- [YOUR TASK] Copy the material below exactly, starting with its first line and going on through the line that contains "job-name-field[interactable]: Job Name", including that line.

- [Raw records]
►

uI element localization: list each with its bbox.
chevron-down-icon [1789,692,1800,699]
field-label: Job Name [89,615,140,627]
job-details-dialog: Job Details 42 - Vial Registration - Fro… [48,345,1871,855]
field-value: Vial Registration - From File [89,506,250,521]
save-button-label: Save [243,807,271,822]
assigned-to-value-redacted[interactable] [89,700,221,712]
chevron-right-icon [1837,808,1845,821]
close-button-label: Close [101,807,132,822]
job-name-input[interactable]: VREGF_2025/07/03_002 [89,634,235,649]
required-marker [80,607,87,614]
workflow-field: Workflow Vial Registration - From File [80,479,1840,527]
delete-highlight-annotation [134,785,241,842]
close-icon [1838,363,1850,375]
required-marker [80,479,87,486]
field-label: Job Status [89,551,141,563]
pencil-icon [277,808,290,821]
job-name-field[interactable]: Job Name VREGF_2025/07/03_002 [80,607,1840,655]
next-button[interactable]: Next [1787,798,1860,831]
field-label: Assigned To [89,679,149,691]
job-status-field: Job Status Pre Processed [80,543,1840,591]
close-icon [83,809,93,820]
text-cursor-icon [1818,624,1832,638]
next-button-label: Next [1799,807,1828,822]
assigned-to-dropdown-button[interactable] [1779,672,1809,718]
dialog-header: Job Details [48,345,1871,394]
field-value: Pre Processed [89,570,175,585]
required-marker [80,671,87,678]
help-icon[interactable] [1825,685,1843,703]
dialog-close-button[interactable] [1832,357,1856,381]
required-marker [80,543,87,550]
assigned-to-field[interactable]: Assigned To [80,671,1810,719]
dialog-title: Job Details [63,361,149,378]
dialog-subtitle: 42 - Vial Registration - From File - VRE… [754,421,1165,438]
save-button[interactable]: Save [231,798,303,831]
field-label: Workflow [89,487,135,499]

◄

- [TASK OUTPUT]
uI element localization: list each with its bbox.
chevron-down-icon [1789,692,1800,699]
field-label: Job Name [89,615,140,627]
job-details-dialog: Job Details 42 - Vial Registration - Fro… [48,345,1871,855]
field-value: Vial Registration - From File [89,506,250,521]
save-button-label: Save [243,807,271,822]
assigned-to-value-redacted[interactable] [89,700,221,712]
chevron-right-icon [1837,808,1845,821]
close-button-label: Close [101,807,132,822]
job-name-input[interactable]: VREGF_2025/07/03_002 [89,634,235,649]
required-marker [80,607,87,614]
workflow-field: Workflow Vial Registration - From File [80,479,1840,527]
delete-highlight-annotation [134,785,241,842]
close-icon [1838,363,1850,375]
required-marker [80,479,87,486]
field-label: Job Status [89,551,141,563]
pencil-icon [277,808,290,821]
job-name-field[interactable]: Job Name VREGF_2025/07/03_002 [80,607,1840,655]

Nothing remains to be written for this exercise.